### Aim of the task
Gather all lines containing the string "execução" and copy them out.
-- START OF Task inputs --
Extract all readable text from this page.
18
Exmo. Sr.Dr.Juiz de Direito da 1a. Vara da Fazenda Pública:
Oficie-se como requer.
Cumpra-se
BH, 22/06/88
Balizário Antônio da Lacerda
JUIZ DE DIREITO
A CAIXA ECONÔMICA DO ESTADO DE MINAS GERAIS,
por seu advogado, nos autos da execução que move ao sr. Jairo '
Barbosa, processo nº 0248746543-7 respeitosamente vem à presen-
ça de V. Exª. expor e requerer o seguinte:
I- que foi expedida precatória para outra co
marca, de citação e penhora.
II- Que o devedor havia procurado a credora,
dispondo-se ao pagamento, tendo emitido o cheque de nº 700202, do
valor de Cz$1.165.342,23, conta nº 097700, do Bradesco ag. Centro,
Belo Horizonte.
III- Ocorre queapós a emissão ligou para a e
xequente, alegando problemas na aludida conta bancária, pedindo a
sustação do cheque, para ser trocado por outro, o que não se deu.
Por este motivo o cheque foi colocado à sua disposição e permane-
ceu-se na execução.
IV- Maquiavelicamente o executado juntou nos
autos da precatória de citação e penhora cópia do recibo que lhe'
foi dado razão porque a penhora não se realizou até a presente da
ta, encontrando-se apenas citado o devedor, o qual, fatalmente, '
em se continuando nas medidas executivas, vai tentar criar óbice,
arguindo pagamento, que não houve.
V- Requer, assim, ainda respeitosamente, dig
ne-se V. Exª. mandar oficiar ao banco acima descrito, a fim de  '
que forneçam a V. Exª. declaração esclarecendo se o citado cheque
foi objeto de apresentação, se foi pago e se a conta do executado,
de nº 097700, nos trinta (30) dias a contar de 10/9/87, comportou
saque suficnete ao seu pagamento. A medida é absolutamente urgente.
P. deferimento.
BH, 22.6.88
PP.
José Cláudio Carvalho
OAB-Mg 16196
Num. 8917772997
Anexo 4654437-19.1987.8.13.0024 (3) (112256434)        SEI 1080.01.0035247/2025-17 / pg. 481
-- END OF Task inputs --
### Answer to this exercise
por seu advogado, nos autos da execução que move ao sr. Jairo '
ceu-se na execução.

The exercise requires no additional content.